[Spatial annotation records]
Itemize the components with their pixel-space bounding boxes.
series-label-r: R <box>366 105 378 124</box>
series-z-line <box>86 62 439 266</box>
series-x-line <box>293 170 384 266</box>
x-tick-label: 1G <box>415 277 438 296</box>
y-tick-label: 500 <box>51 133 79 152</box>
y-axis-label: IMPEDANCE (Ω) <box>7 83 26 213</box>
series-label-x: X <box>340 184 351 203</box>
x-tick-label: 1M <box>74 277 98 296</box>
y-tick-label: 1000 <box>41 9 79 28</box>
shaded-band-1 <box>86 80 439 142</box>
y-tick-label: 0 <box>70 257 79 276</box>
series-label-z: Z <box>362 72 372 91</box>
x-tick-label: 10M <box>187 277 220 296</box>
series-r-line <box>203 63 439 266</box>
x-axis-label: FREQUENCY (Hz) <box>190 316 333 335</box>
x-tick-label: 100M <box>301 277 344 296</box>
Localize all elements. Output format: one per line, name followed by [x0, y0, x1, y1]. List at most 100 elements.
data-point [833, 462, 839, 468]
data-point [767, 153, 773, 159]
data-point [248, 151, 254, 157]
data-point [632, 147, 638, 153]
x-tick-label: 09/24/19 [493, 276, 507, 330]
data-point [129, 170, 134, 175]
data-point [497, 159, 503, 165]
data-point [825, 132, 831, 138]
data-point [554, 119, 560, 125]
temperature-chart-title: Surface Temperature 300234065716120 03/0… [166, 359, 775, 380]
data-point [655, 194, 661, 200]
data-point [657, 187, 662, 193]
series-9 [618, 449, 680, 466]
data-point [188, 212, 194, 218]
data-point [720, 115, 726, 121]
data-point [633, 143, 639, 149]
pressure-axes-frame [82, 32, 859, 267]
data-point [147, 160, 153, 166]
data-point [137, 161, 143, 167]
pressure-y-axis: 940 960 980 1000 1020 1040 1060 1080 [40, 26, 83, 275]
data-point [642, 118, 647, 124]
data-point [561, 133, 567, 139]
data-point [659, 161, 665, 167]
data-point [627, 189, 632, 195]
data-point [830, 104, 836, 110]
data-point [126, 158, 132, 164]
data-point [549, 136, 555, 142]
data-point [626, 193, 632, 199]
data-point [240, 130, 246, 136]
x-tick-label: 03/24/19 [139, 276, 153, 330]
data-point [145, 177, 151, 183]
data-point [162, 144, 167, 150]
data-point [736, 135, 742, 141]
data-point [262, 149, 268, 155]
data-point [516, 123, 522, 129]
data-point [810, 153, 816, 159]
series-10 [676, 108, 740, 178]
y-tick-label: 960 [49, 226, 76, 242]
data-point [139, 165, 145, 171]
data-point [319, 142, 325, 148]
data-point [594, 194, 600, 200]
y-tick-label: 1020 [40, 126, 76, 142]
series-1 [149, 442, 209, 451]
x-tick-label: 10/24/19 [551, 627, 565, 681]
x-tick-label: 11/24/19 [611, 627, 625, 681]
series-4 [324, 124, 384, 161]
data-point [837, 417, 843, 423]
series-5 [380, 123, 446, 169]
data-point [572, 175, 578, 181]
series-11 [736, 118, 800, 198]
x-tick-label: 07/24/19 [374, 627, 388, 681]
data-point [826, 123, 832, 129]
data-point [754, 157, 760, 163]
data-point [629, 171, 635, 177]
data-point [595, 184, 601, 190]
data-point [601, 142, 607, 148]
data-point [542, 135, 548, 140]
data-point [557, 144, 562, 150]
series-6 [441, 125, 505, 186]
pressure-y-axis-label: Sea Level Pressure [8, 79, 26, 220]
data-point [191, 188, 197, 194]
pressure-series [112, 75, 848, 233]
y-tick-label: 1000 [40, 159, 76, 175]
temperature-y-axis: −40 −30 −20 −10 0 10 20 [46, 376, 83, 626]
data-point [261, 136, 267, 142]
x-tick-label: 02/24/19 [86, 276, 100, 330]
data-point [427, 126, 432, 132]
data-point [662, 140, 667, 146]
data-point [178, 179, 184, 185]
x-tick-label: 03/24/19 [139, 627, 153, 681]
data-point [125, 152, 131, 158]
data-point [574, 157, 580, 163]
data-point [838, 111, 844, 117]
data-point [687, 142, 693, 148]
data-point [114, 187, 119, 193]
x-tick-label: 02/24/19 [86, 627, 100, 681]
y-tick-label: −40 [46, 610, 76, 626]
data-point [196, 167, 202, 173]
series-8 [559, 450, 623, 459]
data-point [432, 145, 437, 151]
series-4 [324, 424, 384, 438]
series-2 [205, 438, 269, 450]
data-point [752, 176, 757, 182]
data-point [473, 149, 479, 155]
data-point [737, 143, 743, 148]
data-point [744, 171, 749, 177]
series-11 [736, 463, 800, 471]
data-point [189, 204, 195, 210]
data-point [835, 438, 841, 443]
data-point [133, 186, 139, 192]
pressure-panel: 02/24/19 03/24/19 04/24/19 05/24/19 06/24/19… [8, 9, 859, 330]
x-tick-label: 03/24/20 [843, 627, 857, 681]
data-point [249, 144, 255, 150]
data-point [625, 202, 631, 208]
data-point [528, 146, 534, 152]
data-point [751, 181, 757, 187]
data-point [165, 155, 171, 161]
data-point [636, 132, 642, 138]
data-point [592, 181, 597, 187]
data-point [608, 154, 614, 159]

▶ [Challenge]: Copy the rows word for word, starting at the first row and ending at the row that contains "series-label-z: Z <box>362 72 372 91</box>". Include both of those rows.

▶ [Solution for this task]:
Itemize the components with their pixel-space bounding boxes.
series-label-r: R <box>366 105 378 124</box>
series-z-line <box>86 62 439 266</box>
series-x-line <box>293 170 384 266</box>
x-tick-label: 1G <box>415 277 438 296</box>
y-tick-label: 500 <box>51 133 79 152</box>
y-axis-label: IMPEDANCE (Ω) <box>7 83 26 213</box>
series-label-x: X <box>340 184 351 203</box>
x-tick-label: 1M <box>74 277 98 296</box>
y-tick-label: 1000 <box>41 9 79 28</box>
shaded-band-1 <box>86 80 439 142</box>
y-tick-label: 0 <box>70 257 79 276</box>
series-label-z: Z <box>362 72 372 91</box>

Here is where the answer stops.